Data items
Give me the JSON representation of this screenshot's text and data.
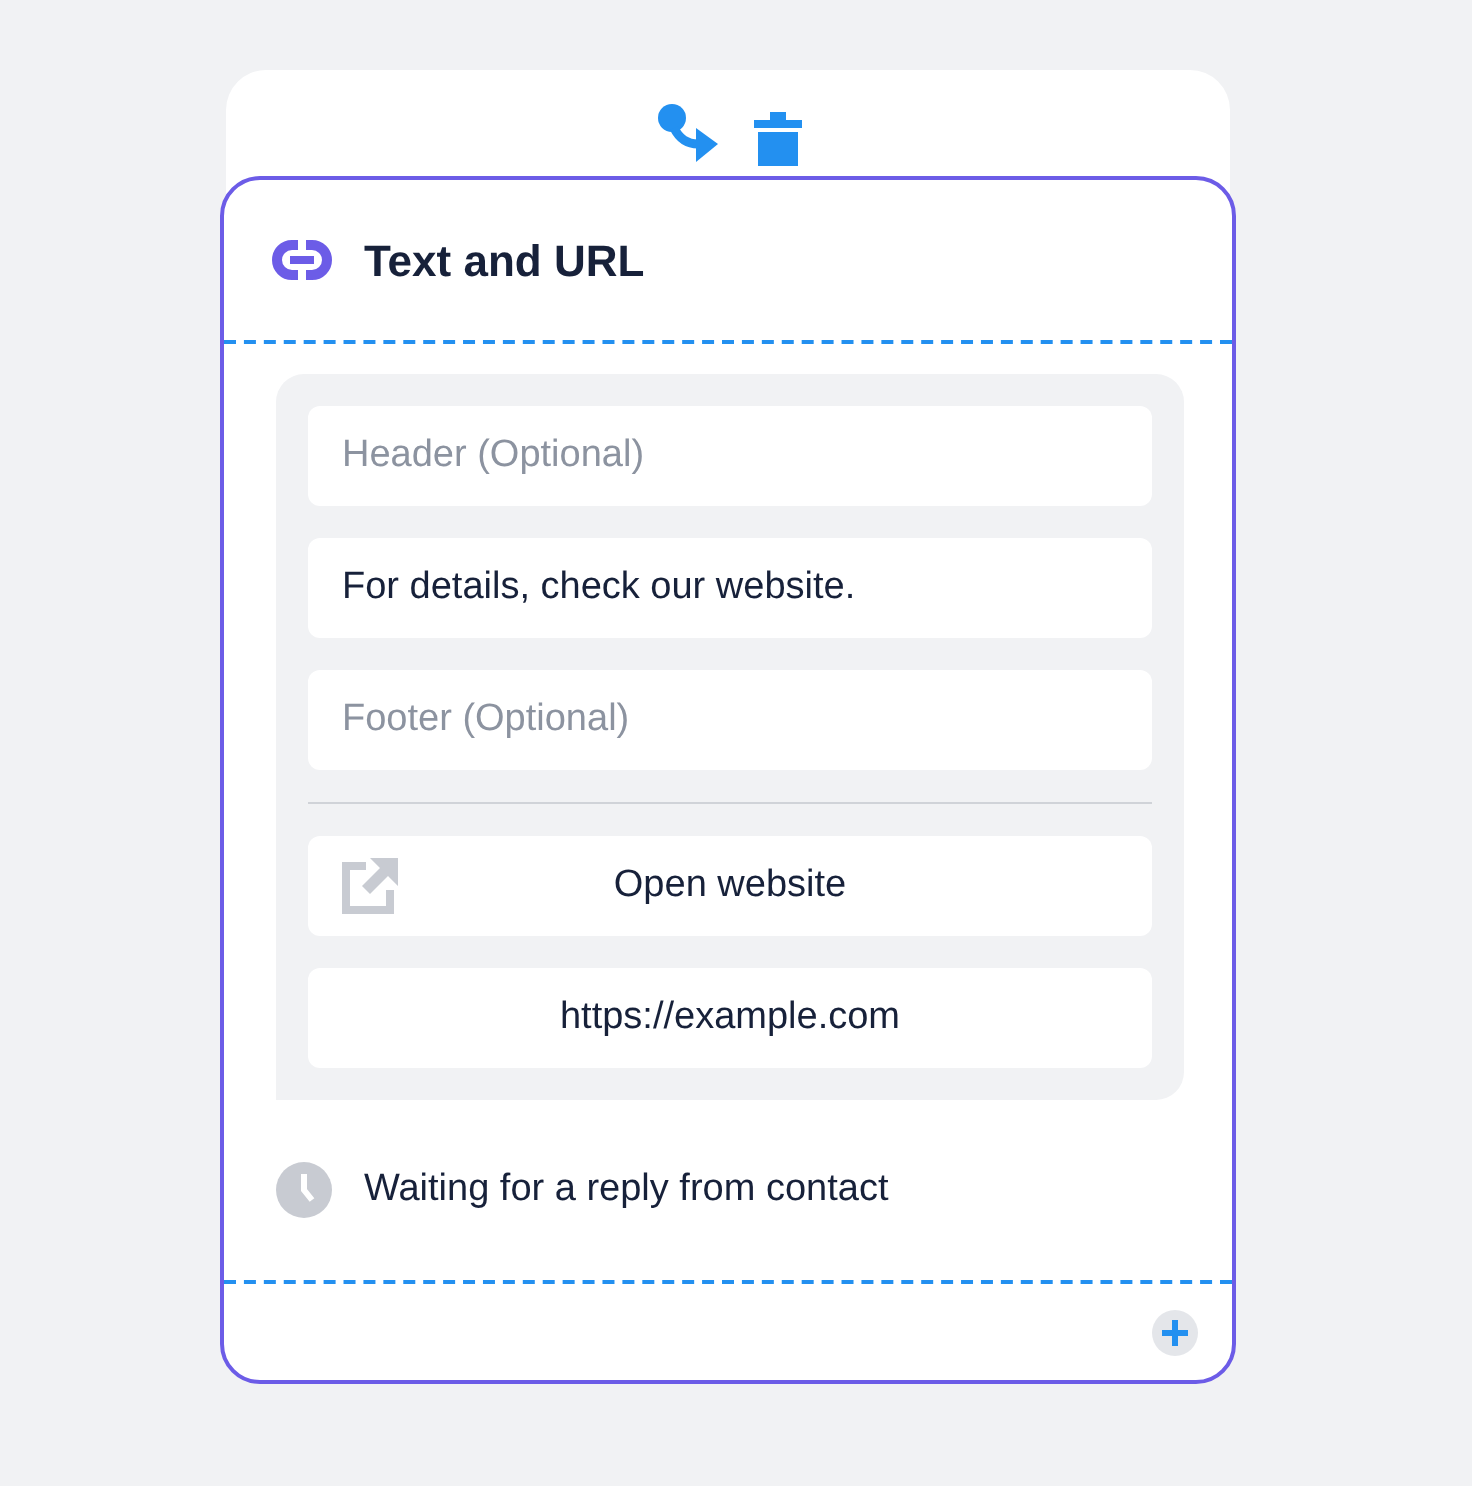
{
  "title": "Text and URL",
  "fields": [
    {
      "placeholder": "Header (Optional)"
    },
    {
      "value": "For details, check our website."
    },
    {
      "placeholder": "Footer (Optional)"
    }
  ],
  "url_button": {
    "label": "Open website",
    "url": "https://example.com"
  },
  "status": "Waiting for a reply from contact"
}
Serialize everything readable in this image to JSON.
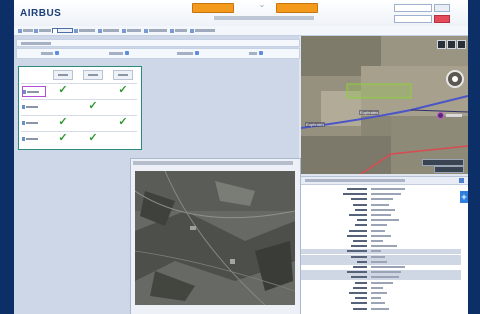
{
  "app": {
    "brand": "AIRBUS"
  },
  "header": {
    "caret_glyph": "⌄"
  },
  "matrix": {
    "checkmark_glyph": "✓",
    "rows": [
      {
        "selected": true,
        "checks": [
          true,
          false,
          true
        ]
      },
      {
        "selected": false,
        "checks": [
          false,
          true,
          false
        ]
      },
      {
        "selected": false,
        "checks": [
          true,
          false,
          true
        ]
      },
      {
        "selected": false,
        "checks": [
          true,
          true,
          false
        ]
      }
    ]
  },
  "map": {
    "road_label_left": "Euphrates",
    "road_label_mid": "Euphrates"
  },
  "properties": {
    "plus_glyph": "+"
  },
  "colors": {
    "accent_orange": "#f39a1c",
    "check_green": "#2e9a2e",
    "selection_purple": "#b24fd6",
    "matrix_border": "#2b8b7a",
    "route_line": "#4a55c8",
    "aoi_box": "#8ccf3a",
    "side_button": "#2f7fe0"
  }
}
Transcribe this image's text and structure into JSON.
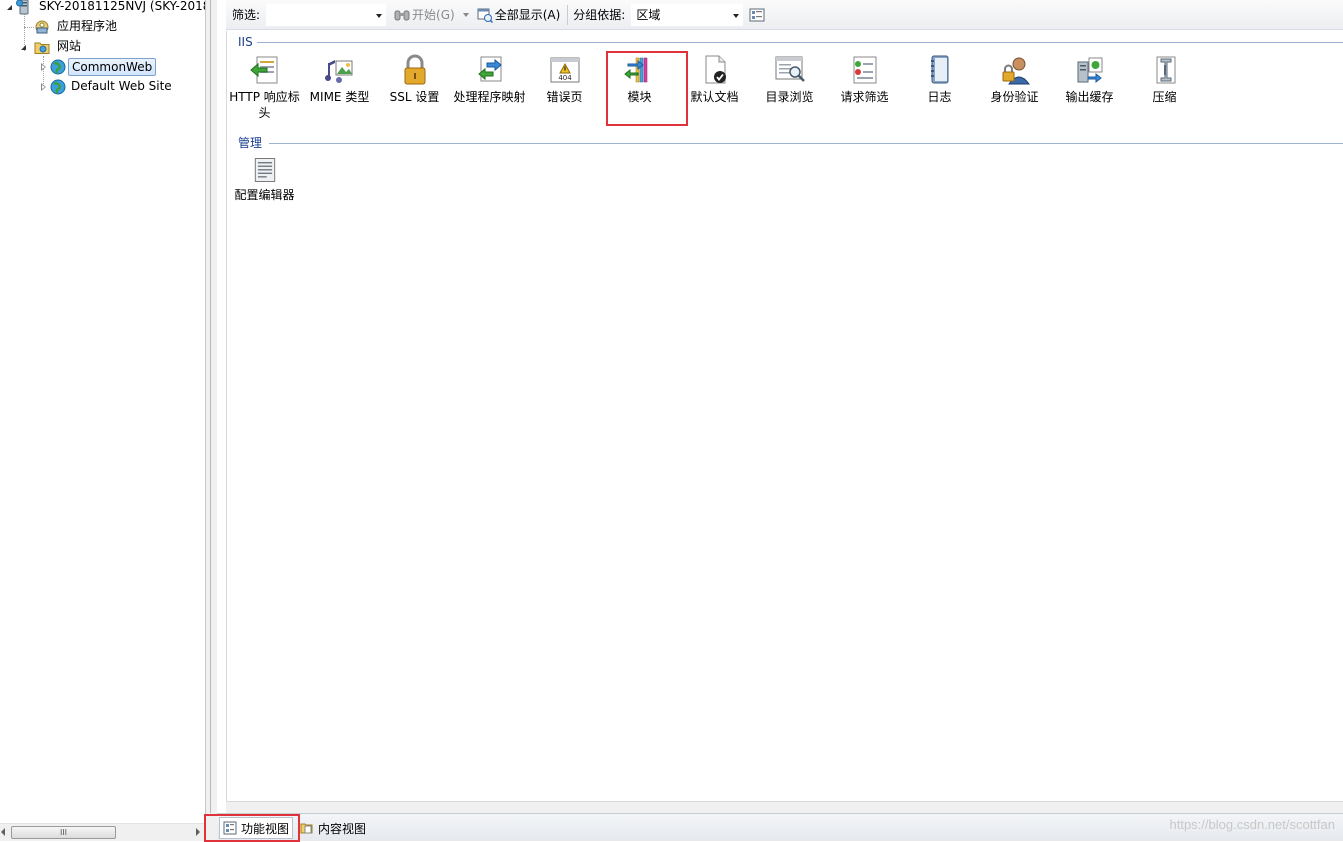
{
  "tree": {
    "server_label": "SKY-20181125NVJ (SKY-2018",
    "app_pools_label": "应用程序池",
    "sites_label": "网站",
    "sites": [
      {
        "label": "CommonWeb",
        "selected": true
      },
      {
        "label": "Default Web Site",
        "selected": false
      }
    ],
    "scroll_thumb_label": "III"
  },
  "toolbar": {
    "filter_label": "筛选:",
    "filter_value": "",
    "start_label": "开始(G)",
    "show_all_label": "全部显示(A)",
    "group_by_label": "分组依据:",
    "group_by_value": "区域"
  },
  "groups": {
    "iis": {
      "title": "IIS",
      "features": [
        {
          "label": "HTTP 响应标头",
          "icon": "http-response-headers-icon"
        },
        {
          "label": "MIME 类型",
          "icon": "mime-types-icon"
        },
        {
          "label": "SSL 设置",
          "icon": "ssl-lock-icon"
        },
        {
          "label": "处理程序映射",
          "icon": "handler-mappings-icon"
        },
        {
          "label": "错误页",
          "icon": "error-pages-icon"
        },
        {
          "label": "模块",
          "icon": "modules-icon"
        },
        {
          "label": "默认文档",
          "icon": "default-document-icon"
        },
        {
          "label": "目录浏览",
          "icon": "directory-browsing-icon"
        },
        {
          "label": "请求筛选",
          "icon": "request-filtering-icon"
        },
        {
          "label": "日志",
          "icon": "logging-icon"
        },
        {
          "label": "身份验证",
          "icon": "authentication-icon"
        },
        {
          "label": "输出缓存",
          "icon": "output-caching-icon"
        },
        {
          "label": "压缩",
          "icon": "compression-icon"
        }
      ]
    },
    "management": {
      "title": "管理",
      "features": [
        {
          "label": "配置编辑器",
          "icon": "configuration-editor-icon"
        }
      ]
    }
  },
  "error_icon_text": "404",
  "view_tabs": {
    "features_view": "功能视图",
    "content_view": "内容视图"
  },
  "watermark": "https://blog.csdn.net/scottfan",
  "colors": {
    "highlight_red": "#e0323a",
    "group_header_blue": "#1a3e8c"
  }
}
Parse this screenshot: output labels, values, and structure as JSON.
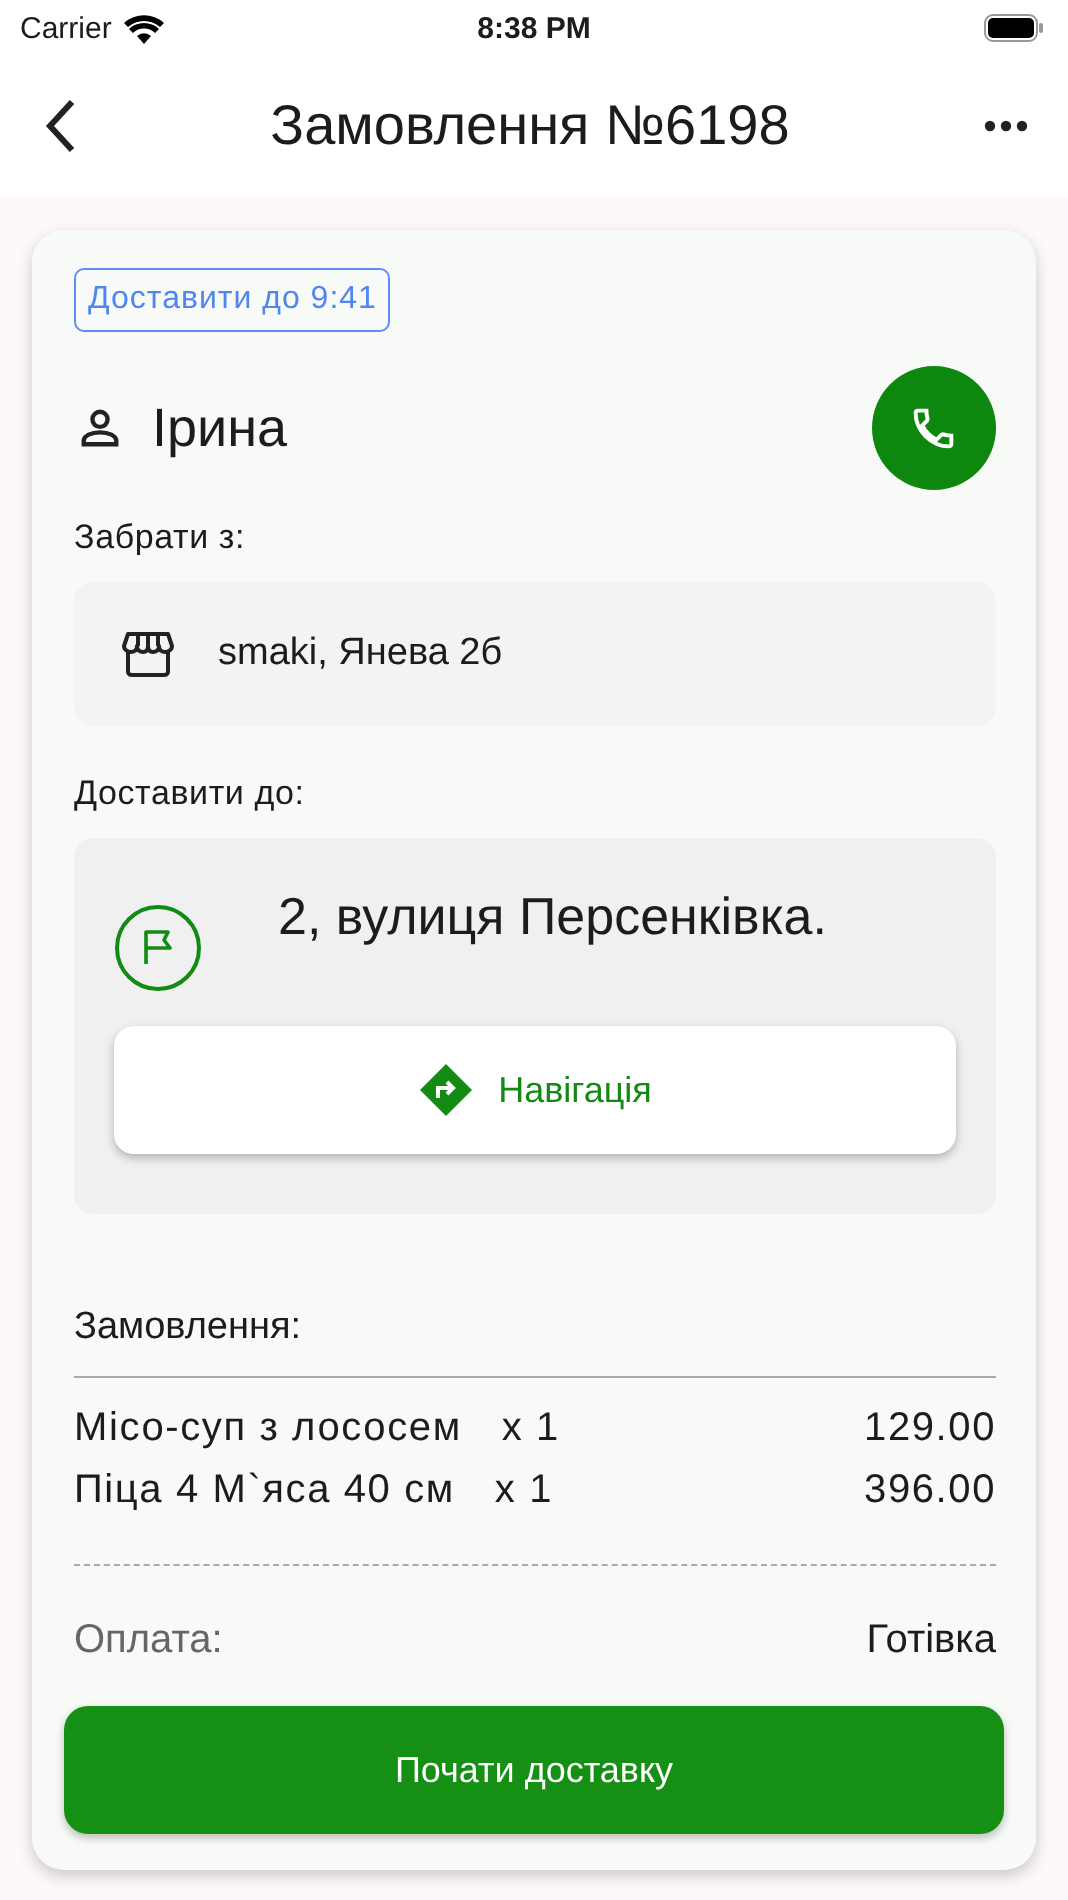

TASK BRIEF: Give only the number of lines in the records that include the word "structure".

THE OUTPUT: 2